--- Start of Given information ---
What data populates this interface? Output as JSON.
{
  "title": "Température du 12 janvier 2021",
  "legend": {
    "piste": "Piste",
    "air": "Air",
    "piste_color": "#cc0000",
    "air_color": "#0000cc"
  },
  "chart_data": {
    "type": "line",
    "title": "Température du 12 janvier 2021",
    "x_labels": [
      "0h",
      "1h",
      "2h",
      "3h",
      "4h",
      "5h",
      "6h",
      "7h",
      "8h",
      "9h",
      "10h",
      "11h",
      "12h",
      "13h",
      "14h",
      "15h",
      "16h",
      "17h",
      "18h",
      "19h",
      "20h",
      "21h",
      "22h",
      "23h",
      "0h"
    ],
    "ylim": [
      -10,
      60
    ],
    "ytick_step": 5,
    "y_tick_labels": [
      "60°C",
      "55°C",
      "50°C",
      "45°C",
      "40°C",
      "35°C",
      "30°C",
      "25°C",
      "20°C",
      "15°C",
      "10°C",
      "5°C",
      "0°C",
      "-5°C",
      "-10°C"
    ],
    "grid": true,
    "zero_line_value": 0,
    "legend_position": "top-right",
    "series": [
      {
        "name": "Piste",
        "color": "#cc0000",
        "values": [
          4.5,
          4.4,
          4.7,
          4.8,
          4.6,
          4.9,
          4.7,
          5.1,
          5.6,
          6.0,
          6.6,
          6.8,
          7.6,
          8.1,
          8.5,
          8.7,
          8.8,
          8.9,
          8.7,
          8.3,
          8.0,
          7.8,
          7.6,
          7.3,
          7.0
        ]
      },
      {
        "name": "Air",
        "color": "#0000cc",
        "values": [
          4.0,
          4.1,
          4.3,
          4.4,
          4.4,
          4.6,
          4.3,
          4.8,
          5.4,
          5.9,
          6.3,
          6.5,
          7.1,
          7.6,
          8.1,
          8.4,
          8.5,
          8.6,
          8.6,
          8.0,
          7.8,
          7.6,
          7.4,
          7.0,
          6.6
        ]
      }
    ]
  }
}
--- End of Given information ---
What you should do: All the data must be duplicated exactly, with nothing added or removed.

Solution:
What data populates this interface? Output as JSON.
{
  "title": "Température du 12 janvier 2021",
  "legend": {
    "piste": "Piste",
    "air": "Air",
    "piste_color": "#cc0000",
    "air_color": "#0000cc"
  },
  "chart_data": {
    "type": "line",
    "title": "Température du 12 janvier 2021",
    "x_labels": [
      "0h",
      "1h",
      "2h",
      "3h",
      "4h",
      "5h",
      "6h",
      "7h",
      "8h",
      "9h",
      "10h",
      "11h",
      "12h",
      "13h",
      "14h",
      "15h",
      "16h",
      "17h",
      "18h",
      "19h",
      "20h",
      "21h",
      "22h",
      "23h",
      "0h"
    ],
    "ylim": [
      -10,
      60
    ],
    "ytick_step": 5,
    "y_tick_labels": [
      "60°C",
      "55°C",
      "50°C",
      "45°C",
      "40°C",
      "35°C",
      "30°C",
      "25°C",
      "20°C",
      "15°C",
      "10°C",
      "5°C",
      "0°C",
      "-5°C",
      "-10°C"
    ],
    "grid": true,
    "zero_line_value": 0,
    "legend_position": "top-right",
    "series": [
      {
        "name": "Piste",
        "color": "#cc0000",
        "values": [
          4.5,
          4.4,
          4.7,
          4.8,
          4.6,
          4.9,
          4.7,
          5.1,
          5.6,
          6.0,
          6.6,
          6.8,
          7.6,
          8.1,
          8.5,
          8.7,
          8.8,
          8.9,
          8.7,
          8.3,
          8.0,
          7.8,
          7.6,
          7.3,
          7.0
        ]
      },
      {
        "name": "Air",
        "color": "#0000cc",
        "values": [
          4.0,
          4.1,
          4.3,
          4.4,
          4.4,
          4.6,
          4.3,
          4.8,
          5.4,
          5.9,
          6.3,
          6.5,
          7.1,
          7.6,
          8.1,
          8.4,
          8.5,
          8.6,
          8.6,
          8.0,
          7.8,
          7.6,
          7.4,
          7.0,
          6.6
        ]
      }
    ]
  }
}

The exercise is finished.